— What you should do —
Search the listing below for "this". Copy each matching line.
○ ○ ○
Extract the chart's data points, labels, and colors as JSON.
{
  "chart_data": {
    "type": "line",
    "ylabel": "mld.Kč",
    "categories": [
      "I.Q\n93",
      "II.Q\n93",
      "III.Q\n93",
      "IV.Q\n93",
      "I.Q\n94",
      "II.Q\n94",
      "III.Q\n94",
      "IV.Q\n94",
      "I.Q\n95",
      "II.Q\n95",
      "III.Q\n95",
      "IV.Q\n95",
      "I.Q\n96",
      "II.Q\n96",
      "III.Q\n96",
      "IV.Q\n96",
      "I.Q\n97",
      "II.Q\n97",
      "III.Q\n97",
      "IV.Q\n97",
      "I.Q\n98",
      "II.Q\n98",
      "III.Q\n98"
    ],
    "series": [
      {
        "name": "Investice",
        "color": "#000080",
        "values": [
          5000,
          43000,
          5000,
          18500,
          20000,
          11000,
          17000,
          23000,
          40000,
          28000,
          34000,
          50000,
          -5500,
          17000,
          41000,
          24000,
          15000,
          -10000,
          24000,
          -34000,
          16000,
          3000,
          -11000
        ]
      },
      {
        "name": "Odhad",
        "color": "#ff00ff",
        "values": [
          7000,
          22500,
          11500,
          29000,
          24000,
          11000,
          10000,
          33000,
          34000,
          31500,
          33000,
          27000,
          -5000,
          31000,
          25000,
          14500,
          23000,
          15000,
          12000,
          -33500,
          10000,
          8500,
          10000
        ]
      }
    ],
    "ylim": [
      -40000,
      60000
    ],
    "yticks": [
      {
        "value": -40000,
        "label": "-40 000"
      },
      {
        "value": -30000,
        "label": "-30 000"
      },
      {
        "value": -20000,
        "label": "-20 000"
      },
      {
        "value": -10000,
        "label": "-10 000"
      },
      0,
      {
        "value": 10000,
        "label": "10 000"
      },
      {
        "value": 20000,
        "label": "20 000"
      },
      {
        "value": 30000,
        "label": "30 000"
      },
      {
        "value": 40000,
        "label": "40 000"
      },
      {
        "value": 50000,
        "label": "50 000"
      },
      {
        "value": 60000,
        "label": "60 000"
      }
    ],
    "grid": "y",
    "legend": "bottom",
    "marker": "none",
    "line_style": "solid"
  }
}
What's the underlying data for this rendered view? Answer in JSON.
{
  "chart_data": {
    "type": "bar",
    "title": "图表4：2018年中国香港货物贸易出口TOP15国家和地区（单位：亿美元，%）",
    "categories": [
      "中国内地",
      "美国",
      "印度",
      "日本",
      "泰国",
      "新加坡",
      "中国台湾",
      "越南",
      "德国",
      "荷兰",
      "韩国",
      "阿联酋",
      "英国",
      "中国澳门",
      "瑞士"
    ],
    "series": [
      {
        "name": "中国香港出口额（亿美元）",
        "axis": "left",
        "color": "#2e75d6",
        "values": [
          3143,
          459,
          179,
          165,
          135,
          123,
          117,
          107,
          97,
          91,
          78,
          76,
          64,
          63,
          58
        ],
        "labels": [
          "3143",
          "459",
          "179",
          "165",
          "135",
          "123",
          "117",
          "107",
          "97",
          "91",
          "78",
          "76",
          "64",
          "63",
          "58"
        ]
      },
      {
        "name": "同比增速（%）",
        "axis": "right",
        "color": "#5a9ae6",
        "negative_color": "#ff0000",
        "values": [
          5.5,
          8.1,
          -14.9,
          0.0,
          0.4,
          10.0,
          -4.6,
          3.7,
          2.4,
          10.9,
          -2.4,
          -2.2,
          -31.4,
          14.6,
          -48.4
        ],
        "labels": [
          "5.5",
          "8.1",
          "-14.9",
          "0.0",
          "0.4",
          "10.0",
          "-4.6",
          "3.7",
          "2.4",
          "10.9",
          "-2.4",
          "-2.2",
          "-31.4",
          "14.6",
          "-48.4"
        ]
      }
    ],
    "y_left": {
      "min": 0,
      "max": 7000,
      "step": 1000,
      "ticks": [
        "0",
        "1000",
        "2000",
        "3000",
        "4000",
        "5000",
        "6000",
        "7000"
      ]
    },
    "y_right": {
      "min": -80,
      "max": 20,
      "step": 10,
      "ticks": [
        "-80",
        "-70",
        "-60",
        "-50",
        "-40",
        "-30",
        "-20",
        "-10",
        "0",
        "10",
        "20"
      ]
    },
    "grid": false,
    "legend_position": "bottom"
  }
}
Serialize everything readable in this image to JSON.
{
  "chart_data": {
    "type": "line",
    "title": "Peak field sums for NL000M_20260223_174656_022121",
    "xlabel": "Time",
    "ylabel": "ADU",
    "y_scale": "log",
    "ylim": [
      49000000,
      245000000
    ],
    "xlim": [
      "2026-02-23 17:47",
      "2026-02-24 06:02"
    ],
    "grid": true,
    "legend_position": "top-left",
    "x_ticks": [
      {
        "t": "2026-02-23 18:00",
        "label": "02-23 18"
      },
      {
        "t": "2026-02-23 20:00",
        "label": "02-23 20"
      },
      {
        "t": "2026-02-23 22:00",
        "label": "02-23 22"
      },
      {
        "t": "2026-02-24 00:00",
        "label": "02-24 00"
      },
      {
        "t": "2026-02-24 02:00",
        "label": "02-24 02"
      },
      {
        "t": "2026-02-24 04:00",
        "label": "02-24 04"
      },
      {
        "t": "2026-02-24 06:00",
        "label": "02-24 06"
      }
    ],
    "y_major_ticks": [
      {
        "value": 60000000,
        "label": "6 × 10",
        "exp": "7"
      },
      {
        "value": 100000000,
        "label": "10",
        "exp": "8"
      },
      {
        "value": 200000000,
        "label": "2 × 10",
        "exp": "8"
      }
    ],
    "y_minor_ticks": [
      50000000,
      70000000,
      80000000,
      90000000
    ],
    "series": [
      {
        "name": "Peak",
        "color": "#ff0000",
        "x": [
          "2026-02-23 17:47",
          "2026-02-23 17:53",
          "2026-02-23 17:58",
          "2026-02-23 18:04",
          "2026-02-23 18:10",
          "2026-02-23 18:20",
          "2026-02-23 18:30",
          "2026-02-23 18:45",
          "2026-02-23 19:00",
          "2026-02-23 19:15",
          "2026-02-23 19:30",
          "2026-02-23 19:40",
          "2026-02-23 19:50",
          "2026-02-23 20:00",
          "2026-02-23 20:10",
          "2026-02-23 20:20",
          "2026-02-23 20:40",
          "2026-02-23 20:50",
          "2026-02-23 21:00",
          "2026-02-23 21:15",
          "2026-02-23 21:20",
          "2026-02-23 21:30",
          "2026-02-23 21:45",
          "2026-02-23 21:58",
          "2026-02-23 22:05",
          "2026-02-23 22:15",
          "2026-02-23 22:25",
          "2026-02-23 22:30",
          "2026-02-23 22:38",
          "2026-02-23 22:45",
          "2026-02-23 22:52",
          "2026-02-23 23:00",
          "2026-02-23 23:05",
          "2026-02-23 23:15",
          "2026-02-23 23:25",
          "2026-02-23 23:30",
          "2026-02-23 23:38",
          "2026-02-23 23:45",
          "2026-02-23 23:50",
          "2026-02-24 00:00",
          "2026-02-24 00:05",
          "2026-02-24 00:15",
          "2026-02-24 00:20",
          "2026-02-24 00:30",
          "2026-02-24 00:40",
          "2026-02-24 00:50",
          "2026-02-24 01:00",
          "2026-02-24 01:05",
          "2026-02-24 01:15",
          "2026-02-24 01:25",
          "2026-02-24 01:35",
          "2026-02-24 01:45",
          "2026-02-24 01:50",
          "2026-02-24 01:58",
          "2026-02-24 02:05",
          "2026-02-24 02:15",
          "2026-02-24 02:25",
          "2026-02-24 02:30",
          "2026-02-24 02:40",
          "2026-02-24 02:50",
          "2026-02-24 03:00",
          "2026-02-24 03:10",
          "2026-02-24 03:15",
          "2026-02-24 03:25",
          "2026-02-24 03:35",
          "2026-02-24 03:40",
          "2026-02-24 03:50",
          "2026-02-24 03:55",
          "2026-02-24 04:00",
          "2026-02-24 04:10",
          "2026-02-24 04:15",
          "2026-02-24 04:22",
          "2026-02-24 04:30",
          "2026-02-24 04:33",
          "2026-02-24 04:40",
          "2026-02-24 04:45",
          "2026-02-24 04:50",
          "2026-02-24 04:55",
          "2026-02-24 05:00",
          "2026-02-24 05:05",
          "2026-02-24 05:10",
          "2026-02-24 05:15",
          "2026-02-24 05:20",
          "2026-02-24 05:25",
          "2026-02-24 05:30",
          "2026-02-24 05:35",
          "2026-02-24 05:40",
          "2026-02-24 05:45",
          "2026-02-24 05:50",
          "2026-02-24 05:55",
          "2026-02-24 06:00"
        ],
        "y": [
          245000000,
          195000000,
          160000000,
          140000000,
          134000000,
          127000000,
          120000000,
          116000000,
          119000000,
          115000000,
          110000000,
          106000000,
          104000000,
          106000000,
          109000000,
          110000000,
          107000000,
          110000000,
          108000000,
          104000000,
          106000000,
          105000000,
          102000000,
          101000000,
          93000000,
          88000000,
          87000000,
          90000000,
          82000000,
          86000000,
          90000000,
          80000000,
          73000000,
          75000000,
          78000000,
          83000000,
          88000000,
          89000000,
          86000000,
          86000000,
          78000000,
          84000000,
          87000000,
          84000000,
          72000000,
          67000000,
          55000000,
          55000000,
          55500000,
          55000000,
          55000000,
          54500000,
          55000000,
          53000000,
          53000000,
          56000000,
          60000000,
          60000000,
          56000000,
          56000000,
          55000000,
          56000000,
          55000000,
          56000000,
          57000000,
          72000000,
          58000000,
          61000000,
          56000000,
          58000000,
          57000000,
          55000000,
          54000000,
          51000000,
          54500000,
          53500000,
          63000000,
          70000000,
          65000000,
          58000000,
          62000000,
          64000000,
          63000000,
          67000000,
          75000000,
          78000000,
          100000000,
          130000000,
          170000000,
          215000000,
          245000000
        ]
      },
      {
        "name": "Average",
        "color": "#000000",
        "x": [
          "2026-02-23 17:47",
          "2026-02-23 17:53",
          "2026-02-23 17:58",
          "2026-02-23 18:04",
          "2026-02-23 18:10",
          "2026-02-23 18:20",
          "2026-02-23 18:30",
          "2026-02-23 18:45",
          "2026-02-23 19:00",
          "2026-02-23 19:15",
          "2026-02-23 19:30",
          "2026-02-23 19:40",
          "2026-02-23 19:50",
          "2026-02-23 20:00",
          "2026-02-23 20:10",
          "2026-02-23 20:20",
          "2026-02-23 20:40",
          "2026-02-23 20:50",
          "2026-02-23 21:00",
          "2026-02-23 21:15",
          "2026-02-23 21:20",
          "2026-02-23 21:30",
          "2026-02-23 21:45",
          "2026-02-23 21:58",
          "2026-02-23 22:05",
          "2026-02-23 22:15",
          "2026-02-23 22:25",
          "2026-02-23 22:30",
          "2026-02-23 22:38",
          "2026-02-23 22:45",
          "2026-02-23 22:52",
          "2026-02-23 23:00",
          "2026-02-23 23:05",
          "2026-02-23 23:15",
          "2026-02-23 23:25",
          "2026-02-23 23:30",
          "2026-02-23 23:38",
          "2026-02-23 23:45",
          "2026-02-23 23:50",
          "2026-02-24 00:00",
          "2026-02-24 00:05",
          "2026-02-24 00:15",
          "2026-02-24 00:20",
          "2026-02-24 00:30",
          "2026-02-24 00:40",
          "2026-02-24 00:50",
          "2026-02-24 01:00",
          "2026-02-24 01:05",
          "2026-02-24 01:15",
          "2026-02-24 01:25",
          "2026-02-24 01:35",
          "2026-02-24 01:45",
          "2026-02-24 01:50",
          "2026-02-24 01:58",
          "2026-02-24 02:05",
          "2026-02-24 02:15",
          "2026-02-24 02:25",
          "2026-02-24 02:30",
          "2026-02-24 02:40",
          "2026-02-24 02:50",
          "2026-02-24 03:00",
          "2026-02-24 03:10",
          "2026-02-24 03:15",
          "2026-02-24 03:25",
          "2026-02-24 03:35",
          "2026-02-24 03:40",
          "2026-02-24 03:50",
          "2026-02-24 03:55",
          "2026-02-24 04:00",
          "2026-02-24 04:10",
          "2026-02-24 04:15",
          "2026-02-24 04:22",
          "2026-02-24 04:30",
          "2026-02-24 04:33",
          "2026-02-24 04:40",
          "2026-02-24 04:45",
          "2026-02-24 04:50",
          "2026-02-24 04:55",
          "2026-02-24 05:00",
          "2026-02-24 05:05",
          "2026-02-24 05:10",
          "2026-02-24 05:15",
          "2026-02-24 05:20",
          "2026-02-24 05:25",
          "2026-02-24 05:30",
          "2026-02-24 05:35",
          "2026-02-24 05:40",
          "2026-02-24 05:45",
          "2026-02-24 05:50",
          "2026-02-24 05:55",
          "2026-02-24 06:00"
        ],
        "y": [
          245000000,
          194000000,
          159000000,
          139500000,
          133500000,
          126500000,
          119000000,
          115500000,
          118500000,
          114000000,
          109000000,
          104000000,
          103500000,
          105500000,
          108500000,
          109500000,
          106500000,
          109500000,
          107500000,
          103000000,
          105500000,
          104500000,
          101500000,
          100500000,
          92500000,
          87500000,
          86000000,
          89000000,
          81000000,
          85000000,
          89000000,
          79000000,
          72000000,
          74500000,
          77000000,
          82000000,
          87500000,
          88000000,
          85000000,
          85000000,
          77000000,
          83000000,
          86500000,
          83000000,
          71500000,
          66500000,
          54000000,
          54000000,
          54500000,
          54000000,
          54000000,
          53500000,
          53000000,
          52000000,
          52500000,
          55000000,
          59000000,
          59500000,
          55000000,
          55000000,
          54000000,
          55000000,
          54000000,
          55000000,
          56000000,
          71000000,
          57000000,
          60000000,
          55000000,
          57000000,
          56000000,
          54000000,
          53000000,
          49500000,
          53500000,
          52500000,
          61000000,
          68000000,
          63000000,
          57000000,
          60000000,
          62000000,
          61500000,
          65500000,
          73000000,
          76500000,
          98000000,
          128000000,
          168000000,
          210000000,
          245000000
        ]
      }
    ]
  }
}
○ ○ ○
— The reply —
What's the underlying data for this rendered view? Answer in JSON.
Serialize everything readable in this image to JSON.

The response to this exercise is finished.